§ DIRECTION
Collect all lines from the listing that include the string "grid".

(Rows from a dataset)
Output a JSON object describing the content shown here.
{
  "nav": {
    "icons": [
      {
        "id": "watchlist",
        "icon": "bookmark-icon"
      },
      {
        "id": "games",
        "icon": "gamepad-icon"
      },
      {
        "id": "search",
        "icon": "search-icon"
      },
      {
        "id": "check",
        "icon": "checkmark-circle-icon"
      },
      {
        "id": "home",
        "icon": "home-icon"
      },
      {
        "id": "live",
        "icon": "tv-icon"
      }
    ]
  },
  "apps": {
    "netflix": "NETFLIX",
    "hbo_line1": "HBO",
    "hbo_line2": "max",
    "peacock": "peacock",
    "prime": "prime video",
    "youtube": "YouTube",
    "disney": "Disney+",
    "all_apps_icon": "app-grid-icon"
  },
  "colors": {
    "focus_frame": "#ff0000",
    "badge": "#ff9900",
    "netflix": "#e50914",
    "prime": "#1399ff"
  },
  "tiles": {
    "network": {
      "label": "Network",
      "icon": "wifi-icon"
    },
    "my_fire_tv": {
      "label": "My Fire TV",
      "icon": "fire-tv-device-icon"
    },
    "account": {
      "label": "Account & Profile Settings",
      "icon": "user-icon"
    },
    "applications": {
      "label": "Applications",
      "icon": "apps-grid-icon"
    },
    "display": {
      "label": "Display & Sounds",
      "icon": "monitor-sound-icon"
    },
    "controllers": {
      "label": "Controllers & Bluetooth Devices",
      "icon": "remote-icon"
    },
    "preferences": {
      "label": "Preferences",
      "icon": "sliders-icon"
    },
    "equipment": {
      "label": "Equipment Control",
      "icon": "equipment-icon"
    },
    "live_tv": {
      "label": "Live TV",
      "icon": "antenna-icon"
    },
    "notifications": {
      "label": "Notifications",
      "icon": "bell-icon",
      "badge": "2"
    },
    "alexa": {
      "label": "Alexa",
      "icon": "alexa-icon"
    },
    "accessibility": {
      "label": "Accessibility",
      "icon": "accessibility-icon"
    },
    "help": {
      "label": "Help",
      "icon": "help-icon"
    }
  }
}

§ FINISHED ANSWER
    "all_apps_icon": "app-grid-icon"
      "icon": "apps-grid-icon"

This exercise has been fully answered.